- _STATED TASK_:
From the entries below, gather every line containing the string "JSON".

- _DATA SECTION_:
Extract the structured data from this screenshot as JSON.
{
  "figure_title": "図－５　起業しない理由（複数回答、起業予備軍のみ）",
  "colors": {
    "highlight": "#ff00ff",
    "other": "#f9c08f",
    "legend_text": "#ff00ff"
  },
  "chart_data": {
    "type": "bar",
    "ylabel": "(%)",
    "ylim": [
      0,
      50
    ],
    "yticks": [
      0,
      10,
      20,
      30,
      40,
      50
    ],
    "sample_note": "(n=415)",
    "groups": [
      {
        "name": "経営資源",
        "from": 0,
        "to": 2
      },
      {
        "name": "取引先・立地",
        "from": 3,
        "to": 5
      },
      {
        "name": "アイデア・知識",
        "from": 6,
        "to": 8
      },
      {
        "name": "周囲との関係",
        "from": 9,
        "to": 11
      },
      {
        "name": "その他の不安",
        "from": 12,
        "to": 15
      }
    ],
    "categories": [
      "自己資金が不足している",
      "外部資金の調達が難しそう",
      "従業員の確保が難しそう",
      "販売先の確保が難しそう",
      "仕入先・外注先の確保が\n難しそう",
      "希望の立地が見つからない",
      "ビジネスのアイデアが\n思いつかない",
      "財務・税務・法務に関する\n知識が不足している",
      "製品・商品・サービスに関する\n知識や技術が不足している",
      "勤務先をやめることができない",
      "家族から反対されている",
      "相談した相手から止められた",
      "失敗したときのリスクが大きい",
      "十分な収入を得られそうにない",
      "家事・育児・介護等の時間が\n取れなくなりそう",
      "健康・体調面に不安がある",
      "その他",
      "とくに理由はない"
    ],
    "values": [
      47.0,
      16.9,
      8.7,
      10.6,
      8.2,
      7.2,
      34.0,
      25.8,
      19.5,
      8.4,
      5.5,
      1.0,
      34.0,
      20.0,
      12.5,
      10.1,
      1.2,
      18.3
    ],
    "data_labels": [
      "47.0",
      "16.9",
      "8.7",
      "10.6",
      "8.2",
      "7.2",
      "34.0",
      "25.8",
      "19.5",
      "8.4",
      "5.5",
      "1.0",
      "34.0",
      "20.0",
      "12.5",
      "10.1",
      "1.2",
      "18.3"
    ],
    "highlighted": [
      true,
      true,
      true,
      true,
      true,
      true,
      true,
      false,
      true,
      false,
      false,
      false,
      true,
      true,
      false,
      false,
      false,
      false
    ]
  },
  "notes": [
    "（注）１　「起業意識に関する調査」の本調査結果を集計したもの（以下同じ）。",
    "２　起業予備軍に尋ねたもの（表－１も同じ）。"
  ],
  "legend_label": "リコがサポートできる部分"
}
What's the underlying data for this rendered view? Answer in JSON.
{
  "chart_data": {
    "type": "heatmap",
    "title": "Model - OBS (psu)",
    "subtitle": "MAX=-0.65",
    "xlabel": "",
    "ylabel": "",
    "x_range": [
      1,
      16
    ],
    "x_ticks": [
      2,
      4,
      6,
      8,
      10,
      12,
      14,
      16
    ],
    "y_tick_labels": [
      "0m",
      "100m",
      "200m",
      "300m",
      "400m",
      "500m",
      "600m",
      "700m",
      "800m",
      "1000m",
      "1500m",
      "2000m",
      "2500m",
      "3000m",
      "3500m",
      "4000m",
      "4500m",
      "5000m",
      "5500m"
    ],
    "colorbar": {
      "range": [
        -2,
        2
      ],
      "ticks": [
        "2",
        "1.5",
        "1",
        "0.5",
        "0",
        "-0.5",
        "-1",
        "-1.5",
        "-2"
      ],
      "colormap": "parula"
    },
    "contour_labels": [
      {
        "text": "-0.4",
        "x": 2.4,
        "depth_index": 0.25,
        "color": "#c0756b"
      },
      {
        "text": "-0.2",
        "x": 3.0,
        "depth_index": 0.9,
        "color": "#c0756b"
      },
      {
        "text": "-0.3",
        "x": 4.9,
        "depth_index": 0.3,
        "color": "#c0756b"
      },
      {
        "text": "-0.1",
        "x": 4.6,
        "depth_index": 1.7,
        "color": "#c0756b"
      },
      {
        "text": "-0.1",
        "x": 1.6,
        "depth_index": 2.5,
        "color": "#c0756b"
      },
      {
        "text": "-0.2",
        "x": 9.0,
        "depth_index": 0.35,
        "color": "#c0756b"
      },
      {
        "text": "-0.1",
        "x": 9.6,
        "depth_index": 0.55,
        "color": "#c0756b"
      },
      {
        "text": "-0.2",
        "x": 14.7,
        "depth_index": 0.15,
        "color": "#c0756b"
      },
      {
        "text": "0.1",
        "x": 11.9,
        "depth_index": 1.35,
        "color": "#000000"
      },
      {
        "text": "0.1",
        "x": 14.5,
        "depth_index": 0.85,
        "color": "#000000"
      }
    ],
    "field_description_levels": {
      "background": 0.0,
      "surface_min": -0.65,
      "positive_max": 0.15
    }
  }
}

- _SOLUTION FOR THIS PROBLEM_:
Extract the structured data from this screenshot as JSON.
What's the underlying data for this rendered view? Answer in JSON.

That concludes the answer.